• **Your goal**:
Below is the data. Give it again, complete and exact.
◆ ◆ ◆
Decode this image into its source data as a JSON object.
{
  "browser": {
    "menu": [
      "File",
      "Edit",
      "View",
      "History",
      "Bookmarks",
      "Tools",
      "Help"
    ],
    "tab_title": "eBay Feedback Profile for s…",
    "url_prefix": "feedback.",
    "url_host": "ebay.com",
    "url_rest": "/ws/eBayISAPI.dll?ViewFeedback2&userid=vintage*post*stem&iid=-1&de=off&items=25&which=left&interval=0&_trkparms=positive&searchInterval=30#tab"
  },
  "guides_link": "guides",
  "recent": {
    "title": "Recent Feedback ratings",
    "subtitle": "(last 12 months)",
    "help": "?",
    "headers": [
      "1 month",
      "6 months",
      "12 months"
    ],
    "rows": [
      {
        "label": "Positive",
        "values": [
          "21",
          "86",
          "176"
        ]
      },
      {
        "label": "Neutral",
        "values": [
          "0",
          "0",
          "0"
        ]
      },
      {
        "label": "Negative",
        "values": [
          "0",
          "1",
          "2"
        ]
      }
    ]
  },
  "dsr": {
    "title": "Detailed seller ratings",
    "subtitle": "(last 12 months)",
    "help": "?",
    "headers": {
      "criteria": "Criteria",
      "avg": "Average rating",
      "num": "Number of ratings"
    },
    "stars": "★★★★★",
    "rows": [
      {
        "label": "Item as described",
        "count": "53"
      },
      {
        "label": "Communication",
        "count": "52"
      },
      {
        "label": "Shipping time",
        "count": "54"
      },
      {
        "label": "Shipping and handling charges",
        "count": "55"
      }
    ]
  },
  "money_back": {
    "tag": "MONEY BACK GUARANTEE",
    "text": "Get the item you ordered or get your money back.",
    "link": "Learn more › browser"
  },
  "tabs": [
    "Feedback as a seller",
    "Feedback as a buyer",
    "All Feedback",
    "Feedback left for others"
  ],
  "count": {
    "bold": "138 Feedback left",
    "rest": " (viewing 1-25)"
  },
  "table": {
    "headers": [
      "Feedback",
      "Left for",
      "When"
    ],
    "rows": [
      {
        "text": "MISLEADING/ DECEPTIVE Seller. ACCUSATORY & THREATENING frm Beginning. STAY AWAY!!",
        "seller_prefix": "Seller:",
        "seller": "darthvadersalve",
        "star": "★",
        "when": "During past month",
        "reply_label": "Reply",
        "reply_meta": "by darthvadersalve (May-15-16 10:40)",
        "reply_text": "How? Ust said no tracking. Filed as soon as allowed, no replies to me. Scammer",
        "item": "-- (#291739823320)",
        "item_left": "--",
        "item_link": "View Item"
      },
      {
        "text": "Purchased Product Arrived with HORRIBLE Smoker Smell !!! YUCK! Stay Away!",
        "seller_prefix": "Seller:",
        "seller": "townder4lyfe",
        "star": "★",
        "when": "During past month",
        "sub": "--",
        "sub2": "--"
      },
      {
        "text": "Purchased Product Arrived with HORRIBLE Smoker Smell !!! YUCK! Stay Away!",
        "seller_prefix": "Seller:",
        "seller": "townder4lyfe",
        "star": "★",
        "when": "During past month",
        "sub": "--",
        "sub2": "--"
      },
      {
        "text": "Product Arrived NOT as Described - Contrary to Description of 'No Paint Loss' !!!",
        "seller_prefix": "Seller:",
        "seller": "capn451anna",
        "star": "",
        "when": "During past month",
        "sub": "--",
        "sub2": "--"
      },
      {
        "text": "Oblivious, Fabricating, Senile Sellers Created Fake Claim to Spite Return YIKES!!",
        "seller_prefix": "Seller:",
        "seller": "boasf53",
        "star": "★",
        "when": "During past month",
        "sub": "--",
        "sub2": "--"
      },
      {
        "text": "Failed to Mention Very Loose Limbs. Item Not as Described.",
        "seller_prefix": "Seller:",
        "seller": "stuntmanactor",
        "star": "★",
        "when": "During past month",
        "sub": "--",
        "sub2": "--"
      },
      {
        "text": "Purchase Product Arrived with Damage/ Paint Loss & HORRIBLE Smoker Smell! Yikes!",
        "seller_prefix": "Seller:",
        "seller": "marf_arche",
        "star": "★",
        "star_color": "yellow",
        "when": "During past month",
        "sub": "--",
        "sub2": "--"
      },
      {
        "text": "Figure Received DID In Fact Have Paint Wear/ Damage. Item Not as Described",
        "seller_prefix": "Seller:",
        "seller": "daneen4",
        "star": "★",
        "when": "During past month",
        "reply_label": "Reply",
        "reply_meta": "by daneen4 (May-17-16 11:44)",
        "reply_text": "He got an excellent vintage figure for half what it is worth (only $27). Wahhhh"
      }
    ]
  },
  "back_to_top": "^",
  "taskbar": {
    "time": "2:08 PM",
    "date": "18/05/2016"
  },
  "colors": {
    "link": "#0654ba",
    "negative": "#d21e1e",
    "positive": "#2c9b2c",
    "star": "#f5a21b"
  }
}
◆ ◆ ◆
• **Complete response**:
Decode this image into its source data as a JSON object.
{
  "browser": {
    "menu": [
      "File",
      "Edit",
      "View",
      "History",
      "Bookmarks",
      "Tools",
      "Help"
    ],
    "tab_title": "eBay Feedback Profile for s…",
    "url_prefix": "feedback.",
    "url_host": "ebay.com",
    "url_rest": "/ws/eBayISAPI.dll?ViewFeedback2&userid=vintage*post*stem&iid=-1&de=off&items=25&which=left&interval=0&_trkparms=positive&searchInterval=30#tab"
  },
  "guides_link": "guides",
  "recent": {
    "title": "Recent Feedback ratings",
    "subtitle": "(last 12 months)",
    "help": "?",
    "headers": [
      "1 month",
      "6 months",
      "12 months"
    ],
    "rows": [
      {
        "label": "Positive",
        "values": [
          "21",
          "86",
          "176"
        ]
      },
      {
        "label": "Neutral",
        "values": [
          "0",
          "0",
          "0"
        ]
      },
      {
        "label": "Negative",
        "values": [
          "0",
          "1",
          "2"
        ]
      }
    ]
  },
  "dsr": {
    "title": "Detailed seller ratings",
    "subtitle": "(last 12 months)",
    "help": "?",
    "headers": {
      "criteria": "Criteria",
      "avg": "Average rating",
      "num": "Number of ratings"
    },
    "stars": "★★★★★",
    "rows": [
      {
        "label": "Item as described",
        "count": "53"
      },
      {
        "label": "Communication",
        "count": "52"
      },
      {
        "label": "Shipping time",
        "count": "54"
      },
      {
        "label": "Shipping and handling charges",
        "count": "55"
      }
    ]
  },
  "money_back": {
    "tag": "MONEY BACK GUARANTEE",
    "text": "Get the item you ordered or get your money back.",
    "link": "Learn more › browser"
  },
  "tabs": [
    "Feedback as a seller",
    "Feedback as a buyer",
    "All Feedback",
    "Feedback left for others"
  ],
  "count": {
    "bold": "138 Feedback left",
    "rest": " (viewing 1-25)"
  },
  "table": {
    "headers": [
      "Feedback",
      "Left for",
      "When"
    ],
    "rows": [
      {
        "text": "MISLEADING/ DECEPTIVE Seller. ACCUSATORY & THREATENING frm Beginning. STAY AWAY!!",
        "seller_prefix": "Seller:",
        "seller": "darthvadersalve",
        "star": "★",
        "when": "During past month",
        "reply_label": "Reply",
        "reply_meta": "by darthvadersalve (May-15-16 10:40)",
        "reply_text": "How? Ust said no tracking. Filed as soon as allowed, no replies to me. Scammer",
        "item": "-- (#291739823320)",
        "item_left": "--",
        "item_link": "View Item"
      },
      {
        "text": "Purchased Product Arrived with HORRIBLE Smoker Smell !!! YUCK! Stay Away!",
        "seller_prefix": "Seller:",
        "seller": "townder4lyfe",
        "star": "★",
        "when": "During past month",
        "sub": "--",
        "sub2": "--"
      },
      {
        "text": "Purchased Product Arrived with HORRIBLE Smoker Smell !!! YUCK! Stay Away!",
        "seller_prefix": "Seller:",
        "seller": "townder4lyfe",
        "star": "★",
        "when": "During past month",
        "sub": "--",
        "sub2": "--"
      },
      {
        "text": "Product Arrived NOT as Described - Contrary to Description of 'No Paint Loss' !!!",
        "seller_prefix": "Seller:",
        "seller": "capn451anna",
        "star": "",
        "when": "During past month",
        "sub": "--",
        "sub2": "--"
      },
      {
        "text": "Oblivious, Fabricating, Senile Sellers Created Fake Claim to Spite Return YIKES!!",
        "seller_prefix": "Seller:",
        "seller": "boasf53",
        "star": "★",
        "when": "During past month",
        "sub": "--",
        "sub2": "--"
      },
      {
        "text": "Failed to Mention Very Loose Limbs. Item Not as Described.",
        "seller_prefix": "Seller:",
        "seller": "stuntmanactor",
        "star": "★",
        "when": "During past month",
        "sub": "--",
        "sub2": "--"
      },
      {
        "text": "Purchase Product Arrived with Damage/ Paint Loss & HORRIBLE Smoker Smell! Yikes!",
        "seller_prefix": "Seller:",
        "seller": "marf_arche",
        "star": "★",
        "star_color": "yellow",
        "when": "During past month",
        "sub": "--",
        "sub2": "--"
      },
      {
        "text": "Figure Received DID In Fact Have Paint Wear/ Damage. Item Not as Described",
        "seller_prefix": "Seller:",
        "seller": "daneen4",
        "star": "★",
        "when": "During past month",
        "reply_label": "Reply",
        "reply_meta": "by daneen4 (May-17-16 11:44)",
        "reply_text": "He got an excellent vintage figure for half what it is worth (only $27). Wahhhh"
      }
    ]
  },
  "back_to_top": "^",
  "taskbar": {
    "time": "2:08 PM",
    "date": "18/05/2016"
  },
  "colors": {
    "link": "#0654ba",
    "negative": "#d21e1e",
    "positive": "#2c9b2c",
    "star": "#f5a21b"
  }
}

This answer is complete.